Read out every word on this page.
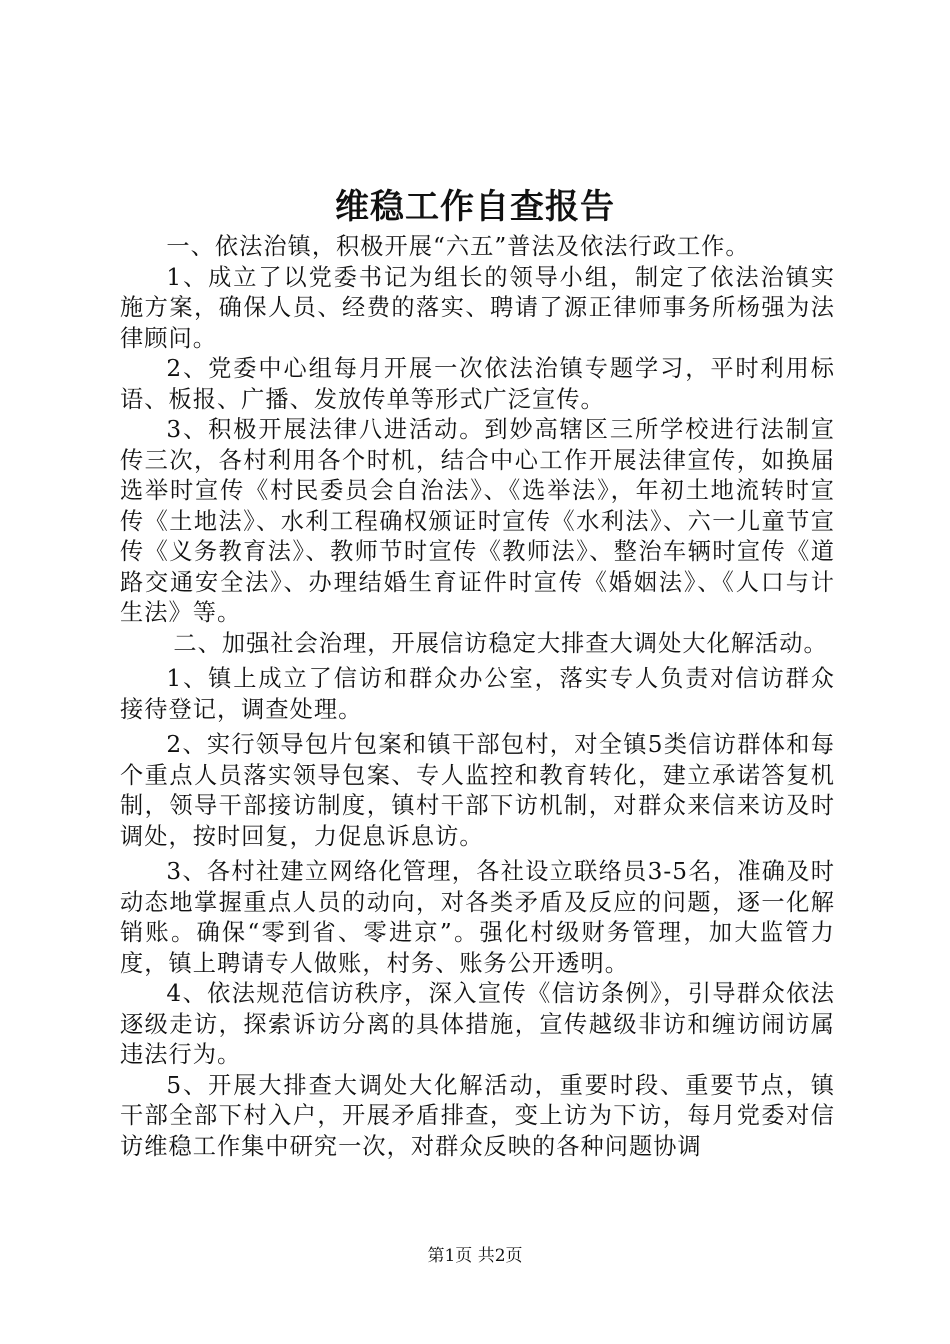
维稳工作自查报告

一、依法治镇，积极开展“六五”普法及依法行政工作。

1、成立了以党委书记为组长的领导小组，制定了依法治镇实施方案，确保人员、经费的落实、聘请了源正律师事务所杨强为法律顾问。

2、党委中心组每月开展一次依法治镇专题学习，平时利用标语、板报、广播、发放传单等形式广泛宣传。

3、积极开展法律八进活动。到妙高辖区三所学校进行法制宣传三次，各村利用各个时机，结合中心工作开展法律宣传，如换届选举时宣传《村民委员会自治法》、《选举法》，年初土地流转时宣传《土地法》、水利工程确权颁证时宣传《水利法》、六一儿童节宣传《义务教育法》、教师节时宣传《教师法》、整治车辆时宣传《道路交通安全法》、办理结婚生育证件时宣传《婚姻法》、《人口与计生法》等。

二、加强社会治理，开展信访稳定大排查大调处大化解活动。

1、镇上成立了信访和群众办公室，落实专人负责对信访群众接待登记，调查处理。

2、实行领导包片包案和镇干部包村，对全镇5类信访群体和每个重点人员落实领导包案、专人监控和教育转化，建立承诺答复机制，领导干部接访制度，镇村干部下访机制，对群众来信来访及时调处，按时回复，力促息诉息访。

3、各村社建立网络化管理，各社设立联络员3-5名，准确及时动态地掌握重点人员的动向，对各类矛盾及反应的问题，逐一化解销账。确保“零到省、零进京”。强化村级财务管理，加大监管力度，镇上聘请专人做账，村务、账务公开透明。

4、依法规范信访秩序，深入宣传《信访条例》，引导群众依法逐级走访，探索诉访分离的具体措施，宣传越级非访和缠访闹访属违法行为。

5、开展大排查大调处大化解活动，重要时段、重要节点，镇干部全部下村入户，开展矛盾排查，变上访为下访，每月党委对信访维稳工作集中研究一次，对群众反映的各种问题协调

第1页 共2页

● ● ● ● ●

### What to work on:
Return the listing above in full and without alteration, excluding its pictures.

### Exercise answer:
Read out every word on this page.
维稳工作自查报告

一、依法治镇，积极开展“六五”普法及依法行政工作。

1、成立了以党委书记为组长的领导小组，制定了依法治镇实施方案，确保人员、经费的落实、聘请了源正律师事务所杨强为法律顾问。

2、党委中心组每月开展一次依法治镇专题学习，平时利用标语、板报、广播、发放传单等形式广泛宣传。

3、积极开展法律八进活动。到妙高辖区三所学校进行法制宣传三次，各村利用各个时机，结合中心工作开展法律宣传，如换届选举时宣传《村民委员会自治法》、《选举法》，年初土地流转时宣传《土地法》、水利工程确权颁证时宣传《水利法》、六一儿童节宣传《义务教育法》、教师节时宣传《教师法》、整治车辆时宣传《道路交通安全法》、办理结婚生育证件时宣传《婚姻法》、《人口与计生法》等。

二、加强社会治理，开展信访稳定大排查大调处大化解活动。

1、镇上成立了信访和群众办公室，落实专人负责对信访群众接待登记，调查处理。

2、实行领导包片包案和镇干部包村，对全镇5类信访群体和每个重点人员落实领导包案、专人监控和教育转化，建立承诺答复机制，领导干部接访制度，镇村干部下访机制，对群众来信来访及时调处，按时回复，力促息诉息访。

3、各村社建立网络化管理，各社设立联络员3-5名，准确及时动态地掌握重点人员的动向，对各类矛盾及反应的问题，逐一化解销账。确保“零到省、零进京”。强化村级财务管理，加大监管力度，镇上聘请专人做账，村务、账务公开透明。

4、依法规范信访秩序，深入宣传《信访条例》，引导群众依法逐级走访，探索诉访分离的具体措施，宣传越级非访和缠访闹访属违法行为。

5、开展大排查大调处大化解活动，重要时段、重要节点，镇干部全部下村入户，开展矛盾排查，变上访为下访，每月党委对信访维稳工作集中研究一次，对群众反映的各种问题协调

第1页 共2页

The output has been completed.